EXTRAIT DU DOCUMENT

****************

Le président français Emmanuel Macron a déclaré samedi que la clause de défense commune de l’Union européenne était « plus forte » que celle qui lie l’OTAN.
Cette déclaration, prononcée lors d’une visite en Grèce, intervient dans un contexte où Donald Trump, alors président des États-Unis, remet en cause l’alliance militaire atlantique, la qualifiant à plusieurs reprises de « tigre en papier » en raison de son absence supposée de soutien dans son conflit contre l’Iran.
La clause de défense mutuelle inscrite à l’article 42.7 du traité de l’Union européenne, qui oblige les autres États membres à porter secours à tout pays attaqué, est, selon Emmanuel Macron, « inébranlable ».
Il a précisé lors d’une conférence de presse commune avec le Premier ministre grec Kyriakos Mitsotakis que cette disposition était sans équivoque et « en substance, plus forte que l’article 5 » du traité fondateur de l’OTAN.
« Elle permet une solidarité entre les pays membres mais ne laisse aucune option », a-t-il souligné.
L’engagement américain à soutenir la défense européenne a été fragilisé sous la présidence de Donald Trump.
Le dirigeant américain a cherché à renforcer ses liens avec la Russie, diminué le soutien militaire à l’Ukraine et remis en question la validité du mécanisme de défense collective de l’OTAN.
Par ailleurs, Emmanuel Macron mène, conjointement avec le Premier ministre britannique Keir Starmer, des conférences internationales sur la coopération militaire en marge de l’OTAN.
Il promeut également une plus grande implication des forces armées françaises au sein de la défense européenne, notamment via le déploiement d’ogives nucléaires françaises sur des avions militaires dans le cadre d’opérations avec ses partenaires de l’UE.

****************

Éléments d'un jeu de données
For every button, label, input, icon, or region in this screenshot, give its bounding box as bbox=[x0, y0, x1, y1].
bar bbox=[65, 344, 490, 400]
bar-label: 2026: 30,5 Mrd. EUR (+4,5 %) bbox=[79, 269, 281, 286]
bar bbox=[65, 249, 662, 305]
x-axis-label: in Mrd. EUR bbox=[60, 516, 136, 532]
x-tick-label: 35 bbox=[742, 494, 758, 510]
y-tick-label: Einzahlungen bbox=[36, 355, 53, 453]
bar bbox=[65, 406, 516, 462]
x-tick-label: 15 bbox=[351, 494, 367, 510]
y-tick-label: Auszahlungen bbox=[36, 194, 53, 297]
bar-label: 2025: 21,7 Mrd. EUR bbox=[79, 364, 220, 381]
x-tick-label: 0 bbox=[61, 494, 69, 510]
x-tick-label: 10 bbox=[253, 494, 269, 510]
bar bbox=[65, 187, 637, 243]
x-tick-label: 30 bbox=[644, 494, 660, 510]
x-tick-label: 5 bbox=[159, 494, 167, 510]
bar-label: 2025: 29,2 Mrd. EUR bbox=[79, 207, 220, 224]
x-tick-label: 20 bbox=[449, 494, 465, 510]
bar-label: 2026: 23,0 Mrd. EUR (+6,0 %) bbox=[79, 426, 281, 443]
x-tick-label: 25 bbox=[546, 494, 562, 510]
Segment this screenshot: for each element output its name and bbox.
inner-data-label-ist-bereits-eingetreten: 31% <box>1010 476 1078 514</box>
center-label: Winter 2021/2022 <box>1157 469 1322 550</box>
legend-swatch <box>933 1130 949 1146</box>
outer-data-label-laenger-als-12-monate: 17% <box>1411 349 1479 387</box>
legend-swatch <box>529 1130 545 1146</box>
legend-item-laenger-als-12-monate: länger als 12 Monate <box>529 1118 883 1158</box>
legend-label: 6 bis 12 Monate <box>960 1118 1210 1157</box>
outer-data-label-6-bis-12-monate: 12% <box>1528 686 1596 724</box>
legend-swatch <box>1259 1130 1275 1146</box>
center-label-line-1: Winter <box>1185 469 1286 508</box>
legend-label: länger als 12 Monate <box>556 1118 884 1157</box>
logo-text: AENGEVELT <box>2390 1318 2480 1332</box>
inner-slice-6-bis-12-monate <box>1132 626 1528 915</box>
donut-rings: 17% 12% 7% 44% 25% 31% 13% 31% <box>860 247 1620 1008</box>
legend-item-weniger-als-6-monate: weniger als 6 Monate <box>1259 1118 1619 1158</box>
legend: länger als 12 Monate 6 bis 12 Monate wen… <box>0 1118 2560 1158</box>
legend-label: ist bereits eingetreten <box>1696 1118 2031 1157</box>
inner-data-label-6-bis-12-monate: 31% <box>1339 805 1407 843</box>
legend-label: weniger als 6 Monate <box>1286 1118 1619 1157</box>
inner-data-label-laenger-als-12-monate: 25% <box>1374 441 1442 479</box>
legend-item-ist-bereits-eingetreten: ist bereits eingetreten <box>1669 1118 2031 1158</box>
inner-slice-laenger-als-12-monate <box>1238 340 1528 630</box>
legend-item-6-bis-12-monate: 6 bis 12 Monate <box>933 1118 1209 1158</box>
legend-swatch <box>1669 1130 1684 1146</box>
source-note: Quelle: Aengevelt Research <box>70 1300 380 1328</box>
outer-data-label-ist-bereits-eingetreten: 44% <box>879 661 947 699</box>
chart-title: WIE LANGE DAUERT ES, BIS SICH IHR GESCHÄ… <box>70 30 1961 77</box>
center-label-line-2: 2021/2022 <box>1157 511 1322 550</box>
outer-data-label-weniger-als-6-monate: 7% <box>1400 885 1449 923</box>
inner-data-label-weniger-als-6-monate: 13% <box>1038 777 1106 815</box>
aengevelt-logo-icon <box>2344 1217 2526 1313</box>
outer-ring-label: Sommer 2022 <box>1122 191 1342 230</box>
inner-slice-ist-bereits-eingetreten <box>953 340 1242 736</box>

****************

CONSIGNE
D'après l'extrait du document, dans quel article du traité de l'Union européenne la clause de défense mutuelle est-elle inscrite ?

VOTRE RÉPONSE
Elle est inscrite à l'article 42.7 du traité de l'Union européenne.